Identify the lines holding "Total" and copy them.

Saved entries:
— Start —

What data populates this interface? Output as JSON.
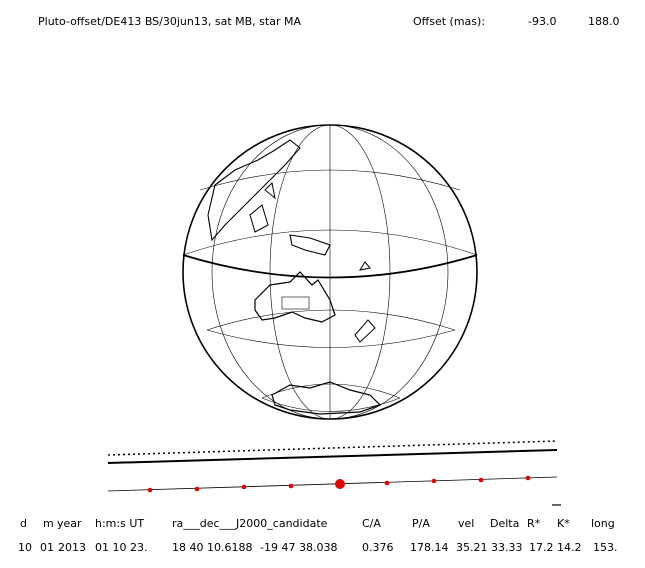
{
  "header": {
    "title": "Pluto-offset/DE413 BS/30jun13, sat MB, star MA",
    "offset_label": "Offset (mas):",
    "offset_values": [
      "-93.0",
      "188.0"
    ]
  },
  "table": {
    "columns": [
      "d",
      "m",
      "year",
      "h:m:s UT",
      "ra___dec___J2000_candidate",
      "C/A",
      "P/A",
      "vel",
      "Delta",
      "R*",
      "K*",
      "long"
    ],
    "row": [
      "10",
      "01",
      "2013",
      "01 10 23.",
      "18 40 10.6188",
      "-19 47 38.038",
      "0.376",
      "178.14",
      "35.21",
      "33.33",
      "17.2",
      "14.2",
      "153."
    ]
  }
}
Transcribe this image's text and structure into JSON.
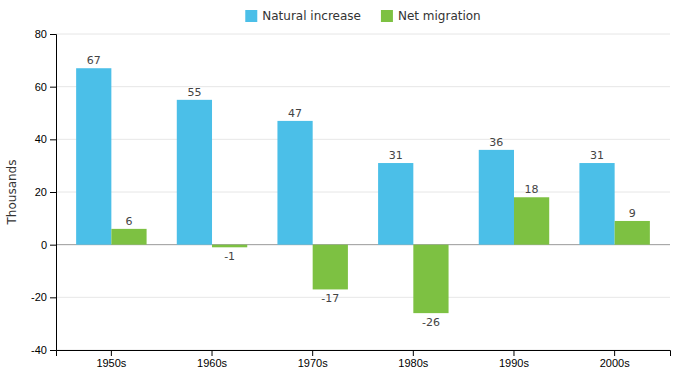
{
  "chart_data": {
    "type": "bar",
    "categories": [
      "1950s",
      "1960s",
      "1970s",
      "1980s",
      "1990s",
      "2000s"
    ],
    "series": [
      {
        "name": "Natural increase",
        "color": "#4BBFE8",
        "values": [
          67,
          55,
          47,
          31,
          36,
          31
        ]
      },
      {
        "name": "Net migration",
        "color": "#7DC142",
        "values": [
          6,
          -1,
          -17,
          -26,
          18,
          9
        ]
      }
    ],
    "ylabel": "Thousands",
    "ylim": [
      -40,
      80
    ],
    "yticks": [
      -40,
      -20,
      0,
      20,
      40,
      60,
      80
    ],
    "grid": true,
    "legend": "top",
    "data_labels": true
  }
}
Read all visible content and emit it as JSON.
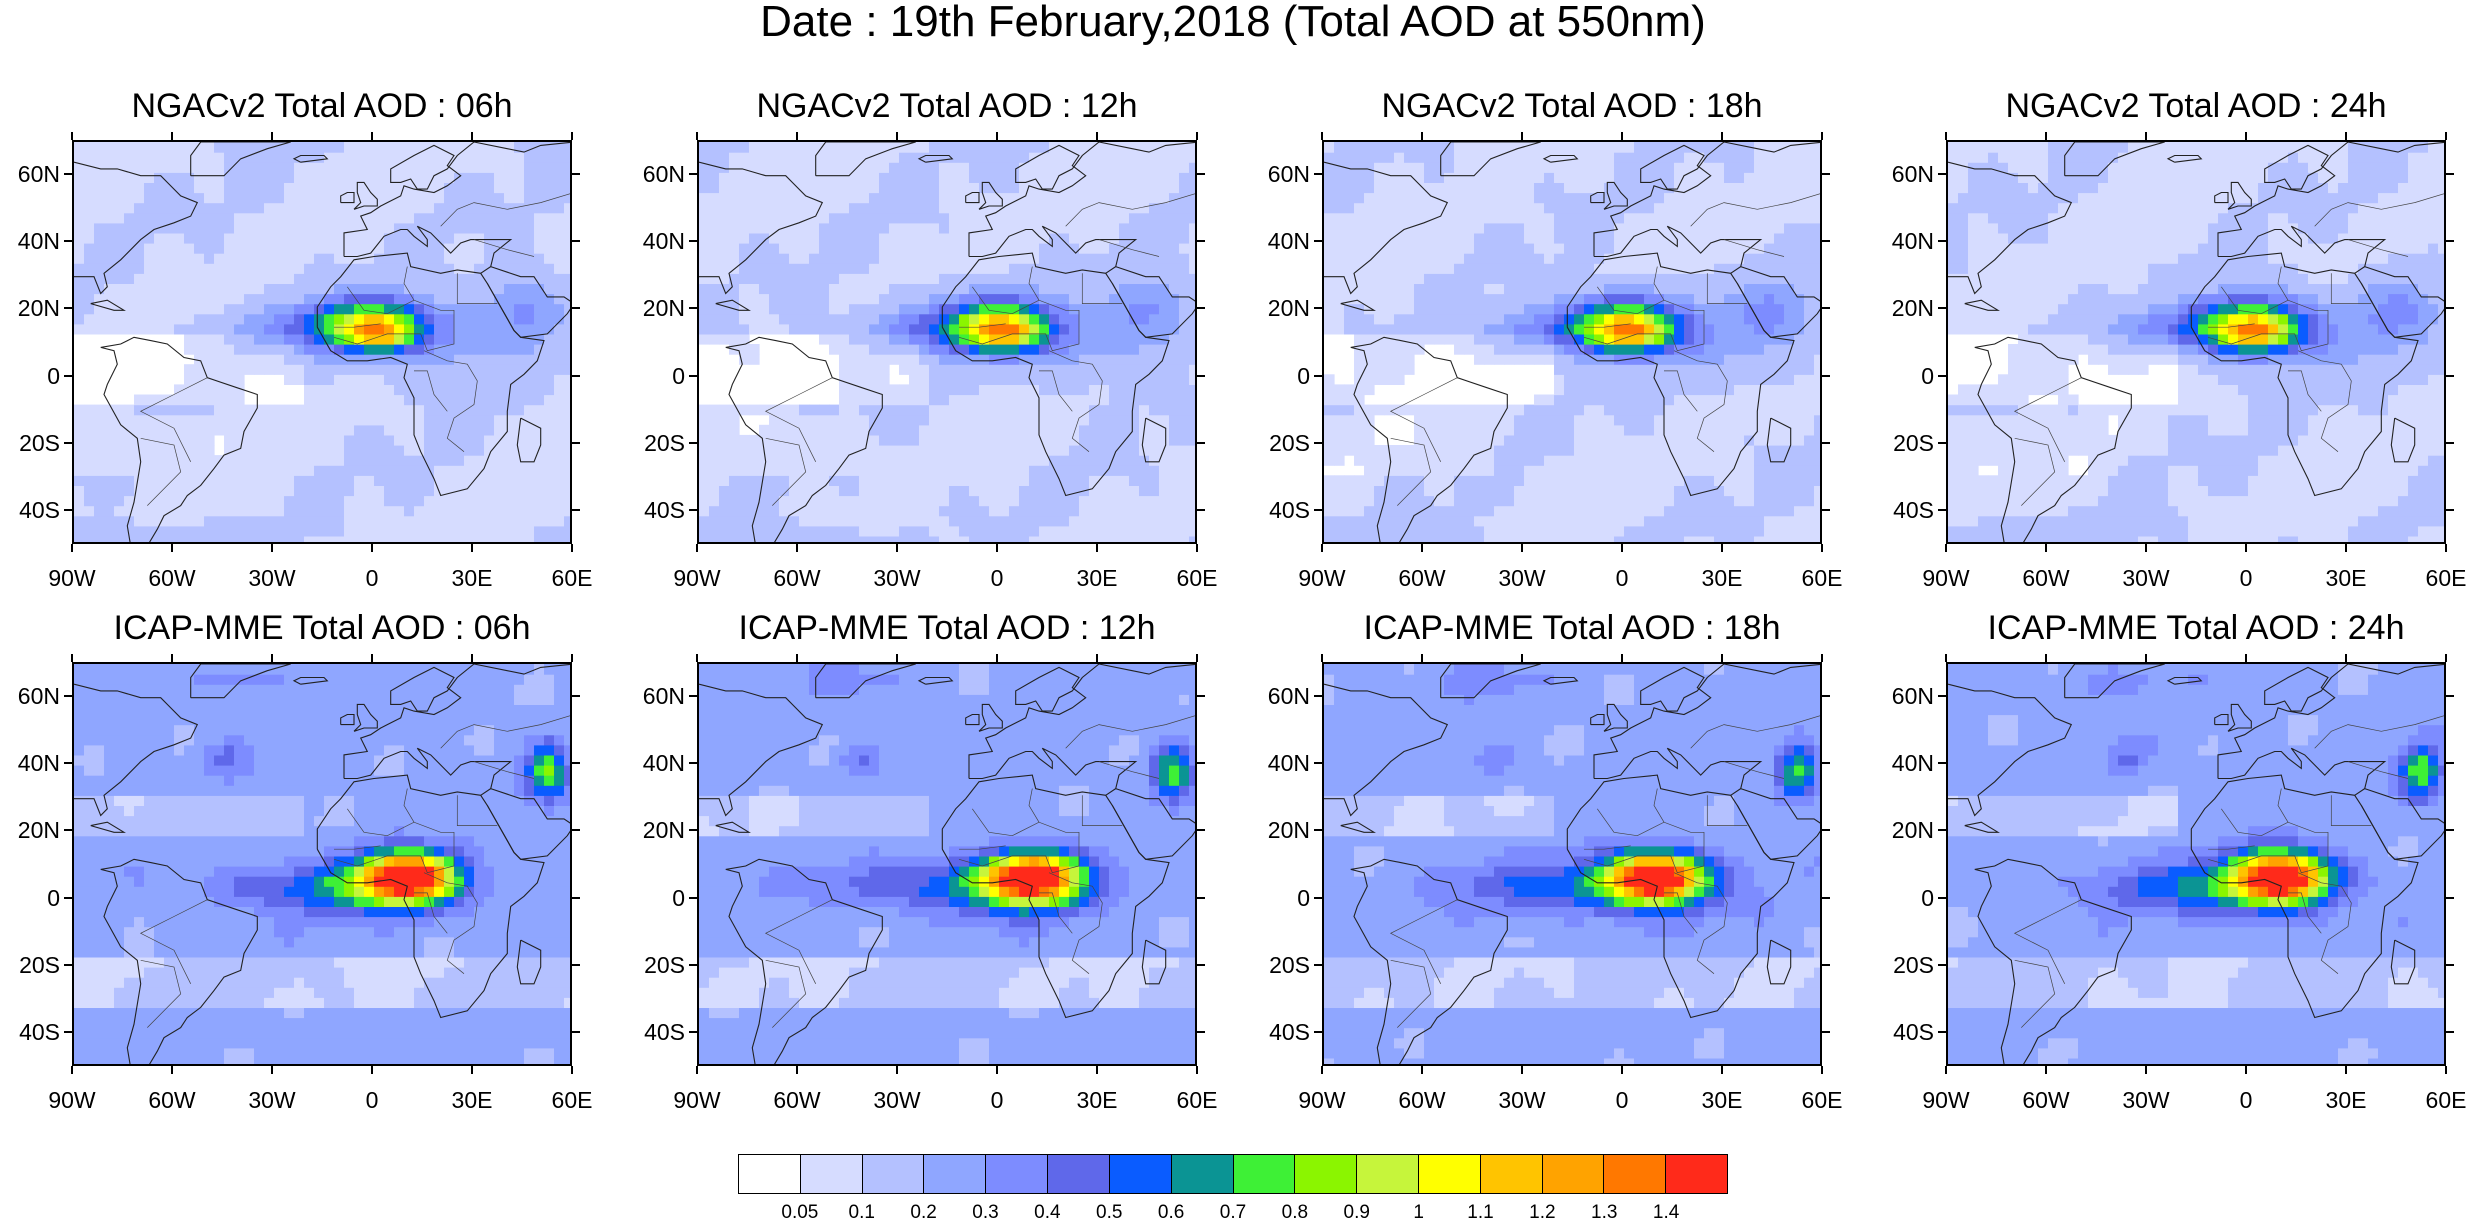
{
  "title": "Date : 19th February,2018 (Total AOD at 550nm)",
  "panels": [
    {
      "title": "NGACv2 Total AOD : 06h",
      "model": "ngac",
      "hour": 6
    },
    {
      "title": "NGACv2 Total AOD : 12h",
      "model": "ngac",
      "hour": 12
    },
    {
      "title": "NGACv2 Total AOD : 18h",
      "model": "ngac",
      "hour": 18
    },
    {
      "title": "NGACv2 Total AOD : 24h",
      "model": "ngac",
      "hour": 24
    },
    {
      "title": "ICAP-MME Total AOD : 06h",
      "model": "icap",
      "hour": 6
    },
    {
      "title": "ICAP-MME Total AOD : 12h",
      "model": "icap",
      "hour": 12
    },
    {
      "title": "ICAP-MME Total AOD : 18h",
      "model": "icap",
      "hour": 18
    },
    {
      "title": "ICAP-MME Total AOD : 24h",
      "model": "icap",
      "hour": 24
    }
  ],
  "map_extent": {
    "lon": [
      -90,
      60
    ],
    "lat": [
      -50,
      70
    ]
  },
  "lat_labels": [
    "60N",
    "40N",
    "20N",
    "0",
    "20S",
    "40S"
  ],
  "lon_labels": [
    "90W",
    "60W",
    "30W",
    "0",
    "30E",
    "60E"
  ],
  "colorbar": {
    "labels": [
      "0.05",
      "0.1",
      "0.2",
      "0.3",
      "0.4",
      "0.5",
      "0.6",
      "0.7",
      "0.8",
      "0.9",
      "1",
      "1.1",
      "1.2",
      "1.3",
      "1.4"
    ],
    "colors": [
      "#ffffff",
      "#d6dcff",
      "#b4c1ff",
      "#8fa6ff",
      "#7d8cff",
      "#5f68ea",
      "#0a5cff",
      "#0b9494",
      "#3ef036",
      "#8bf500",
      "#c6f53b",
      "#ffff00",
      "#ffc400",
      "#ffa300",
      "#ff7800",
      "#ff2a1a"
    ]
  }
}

— End —
— Start —

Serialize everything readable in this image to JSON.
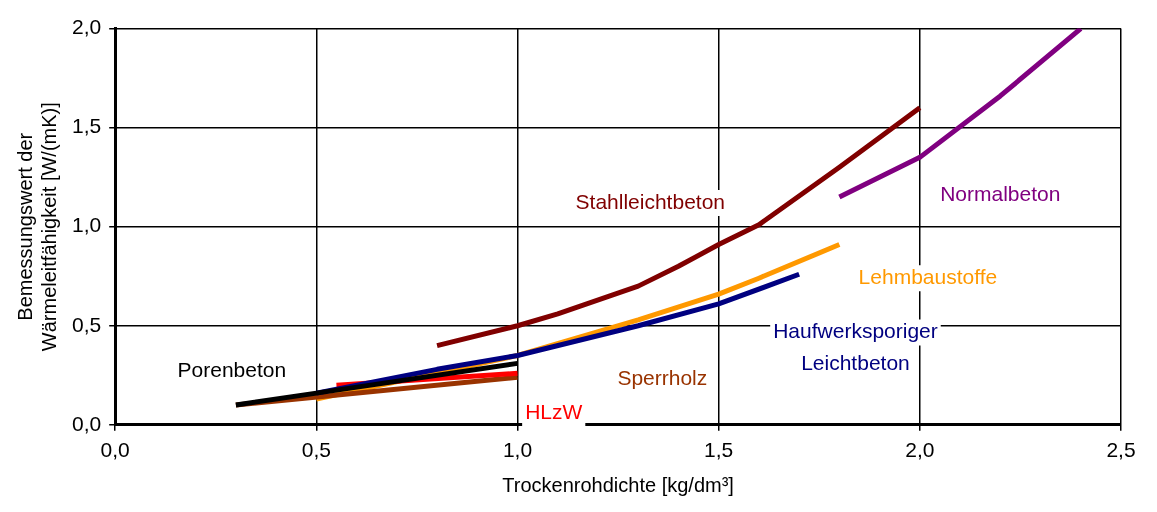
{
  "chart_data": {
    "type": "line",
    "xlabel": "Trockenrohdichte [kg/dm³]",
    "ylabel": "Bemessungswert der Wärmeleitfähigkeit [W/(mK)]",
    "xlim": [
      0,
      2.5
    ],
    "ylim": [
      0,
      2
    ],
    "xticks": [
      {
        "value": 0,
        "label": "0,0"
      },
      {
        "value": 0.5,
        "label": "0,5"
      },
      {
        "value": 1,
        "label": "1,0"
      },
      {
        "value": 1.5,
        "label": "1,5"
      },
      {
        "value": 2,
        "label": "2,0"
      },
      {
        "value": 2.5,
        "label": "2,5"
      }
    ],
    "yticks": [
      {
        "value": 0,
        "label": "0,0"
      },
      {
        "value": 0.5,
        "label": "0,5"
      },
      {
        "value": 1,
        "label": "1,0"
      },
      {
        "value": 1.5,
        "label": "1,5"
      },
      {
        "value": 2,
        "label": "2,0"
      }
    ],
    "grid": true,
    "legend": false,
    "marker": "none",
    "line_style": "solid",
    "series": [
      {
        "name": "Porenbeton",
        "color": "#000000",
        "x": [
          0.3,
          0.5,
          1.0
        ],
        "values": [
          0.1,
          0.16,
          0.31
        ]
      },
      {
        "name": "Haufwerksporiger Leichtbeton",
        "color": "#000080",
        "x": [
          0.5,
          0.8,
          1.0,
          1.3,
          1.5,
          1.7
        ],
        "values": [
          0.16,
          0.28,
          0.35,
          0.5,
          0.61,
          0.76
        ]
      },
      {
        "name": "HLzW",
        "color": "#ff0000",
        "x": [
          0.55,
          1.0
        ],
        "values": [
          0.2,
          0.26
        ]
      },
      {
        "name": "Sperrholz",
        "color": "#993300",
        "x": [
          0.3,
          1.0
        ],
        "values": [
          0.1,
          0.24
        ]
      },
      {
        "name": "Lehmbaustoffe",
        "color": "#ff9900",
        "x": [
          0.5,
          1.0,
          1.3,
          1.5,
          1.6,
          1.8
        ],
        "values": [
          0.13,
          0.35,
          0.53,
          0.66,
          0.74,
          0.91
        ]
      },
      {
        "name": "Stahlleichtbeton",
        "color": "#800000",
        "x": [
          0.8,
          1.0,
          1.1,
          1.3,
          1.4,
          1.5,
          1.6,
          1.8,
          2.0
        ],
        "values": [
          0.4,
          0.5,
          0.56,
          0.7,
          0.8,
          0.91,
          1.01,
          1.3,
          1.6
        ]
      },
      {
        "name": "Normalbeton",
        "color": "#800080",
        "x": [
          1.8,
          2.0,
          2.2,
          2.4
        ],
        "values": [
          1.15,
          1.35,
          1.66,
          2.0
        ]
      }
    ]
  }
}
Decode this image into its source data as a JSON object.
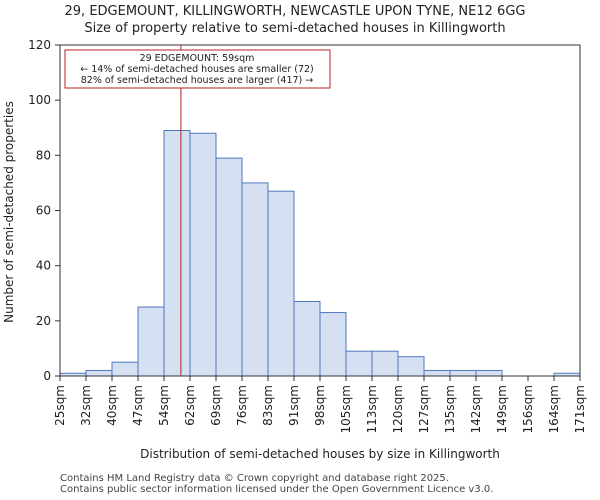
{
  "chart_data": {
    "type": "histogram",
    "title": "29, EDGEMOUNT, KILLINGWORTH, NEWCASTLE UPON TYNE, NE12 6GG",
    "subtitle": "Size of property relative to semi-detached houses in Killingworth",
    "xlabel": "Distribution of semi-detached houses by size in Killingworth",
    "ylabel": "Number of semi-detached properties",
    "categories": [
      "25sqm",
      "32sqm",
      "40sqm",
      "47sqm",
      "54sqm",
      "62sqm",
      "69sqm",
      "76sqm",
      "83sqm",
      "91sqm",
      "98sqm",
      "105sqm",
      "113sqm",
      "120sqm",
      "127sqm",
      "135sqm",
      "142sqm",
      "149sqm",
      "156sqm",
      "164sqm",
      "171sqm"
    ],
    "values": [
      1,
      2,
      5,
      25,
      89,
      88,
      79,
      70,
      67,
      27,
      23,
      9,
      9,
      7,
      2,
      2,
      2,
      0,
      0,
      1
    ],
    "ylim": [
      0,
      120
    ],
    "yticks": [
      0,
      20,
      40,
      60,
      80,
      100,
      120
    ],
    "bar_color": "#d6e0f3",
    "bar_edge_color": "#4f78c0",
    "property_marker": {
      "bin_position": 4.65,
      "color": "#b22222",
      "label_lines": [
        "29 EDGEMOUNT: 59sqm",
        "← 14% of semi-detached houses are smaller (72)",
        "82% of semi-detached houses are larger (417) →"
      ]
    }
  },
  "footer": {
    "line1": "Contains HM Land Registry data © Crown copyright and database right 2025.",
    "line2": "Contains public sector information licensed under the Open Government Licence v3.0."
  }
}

— End —

* FULL ANSWER:
  "title": "Date : 19th February,2018 (Total AOD at 550nm)",
      "title": "NGACv2 Total AOD : 06h",
      "title": "NGACv2 Total AOD : 12h",
      "title": "NGACv2 Total AOD : 18h",
      "title": "NGACv2 Total AOD : 24h",
      "title": "ICAP-MME Total AOD : 06h",
      "title": "ICAP-MME Total AOD : 12h",
      "title": "ICAP-MME Total AOD : 18h",
      "title": "ICAP-MME Total AOD : 24h",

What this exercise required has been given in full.